--- SUPPLIED DATA ---
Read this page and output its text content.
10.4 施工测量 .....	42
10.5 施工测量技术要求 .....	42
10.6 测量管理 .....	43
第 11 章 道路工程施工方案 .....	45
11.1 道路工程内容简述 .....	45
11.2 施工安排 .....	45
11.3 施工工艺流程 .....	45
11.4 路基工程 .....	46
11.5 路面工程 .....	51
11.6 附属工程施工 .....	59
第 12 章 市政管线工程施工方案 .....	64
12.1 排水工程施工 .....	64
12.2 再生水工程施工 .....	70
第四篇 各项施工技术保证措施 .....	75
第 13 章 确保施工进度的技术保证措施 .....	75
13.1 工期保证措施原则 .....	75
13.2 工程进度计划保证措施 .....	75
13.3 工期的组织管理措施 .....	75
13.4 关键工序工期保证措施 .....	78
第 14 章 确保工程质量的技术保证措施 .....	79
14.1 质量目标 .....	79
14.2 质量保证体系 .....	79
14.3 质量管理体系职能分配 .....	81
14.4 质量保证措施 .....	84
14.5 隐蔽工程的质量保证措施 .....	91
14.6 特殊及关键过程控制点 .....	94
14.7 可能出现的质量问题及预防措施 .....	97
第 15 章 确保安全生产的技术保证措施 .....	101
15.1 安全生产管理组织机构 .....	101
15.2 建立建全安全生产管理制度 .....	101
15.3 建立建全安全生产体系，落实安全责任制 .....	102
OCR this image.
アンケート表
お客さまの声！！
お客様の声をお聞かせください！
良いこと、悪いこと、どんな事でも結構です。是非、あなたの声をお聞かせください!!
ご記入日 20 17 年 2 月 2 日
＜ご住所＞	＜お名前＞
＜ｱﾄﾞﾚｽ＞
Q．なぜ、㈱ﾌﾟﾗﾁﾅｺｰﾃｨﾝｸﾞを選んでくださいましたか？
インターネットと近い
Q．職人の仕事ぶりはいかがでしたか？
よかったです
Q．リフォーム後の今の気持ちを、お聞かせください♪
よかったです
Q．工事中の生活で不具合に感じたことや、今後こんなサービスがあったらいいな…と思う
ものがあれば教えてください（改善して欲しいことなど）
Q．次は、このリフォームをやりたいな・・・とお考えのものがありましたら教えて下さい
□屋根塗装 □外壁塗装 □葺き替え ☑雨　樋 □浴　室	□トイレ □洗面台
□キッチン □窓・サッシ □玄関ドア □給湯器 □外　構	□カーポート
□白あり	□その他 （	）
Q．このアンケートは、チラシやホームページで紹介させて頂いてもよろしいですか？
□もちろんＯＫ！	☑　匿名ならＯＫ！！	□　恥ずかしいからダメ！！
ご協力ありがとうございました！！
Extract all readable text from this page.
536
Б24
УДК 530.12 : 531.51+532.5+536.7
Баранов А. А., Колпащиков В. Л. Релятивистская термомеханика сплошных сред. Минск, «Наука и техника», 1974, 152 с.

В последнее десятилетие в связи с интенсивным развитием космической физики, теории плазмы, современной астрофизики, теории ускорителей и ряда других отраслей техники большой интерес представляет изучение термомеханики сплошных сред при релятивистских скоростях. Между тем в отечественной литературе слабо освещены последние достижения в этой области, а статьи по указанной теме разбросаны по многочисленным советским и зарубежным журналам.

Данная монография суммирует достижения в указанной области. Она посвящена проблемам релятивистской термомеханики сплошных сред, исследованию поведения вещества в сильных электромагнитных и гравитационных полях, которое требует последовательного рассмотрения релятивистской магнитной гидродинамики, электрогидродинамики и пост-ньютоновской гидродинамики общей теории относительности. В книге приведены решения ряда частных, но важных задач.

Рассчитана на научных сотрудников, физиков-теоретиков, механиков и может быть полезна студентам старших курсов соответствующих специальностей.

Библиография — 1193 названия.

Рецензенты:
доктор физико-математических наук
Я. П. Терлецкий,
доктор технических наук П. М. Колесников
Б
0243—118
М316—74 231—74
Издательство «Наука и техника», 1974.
---
> _WHAT YOU SHOULD DO_
In the data above, tally the lines holding "доктор" and answer with the figure only.

> _TASK ANSWER_
2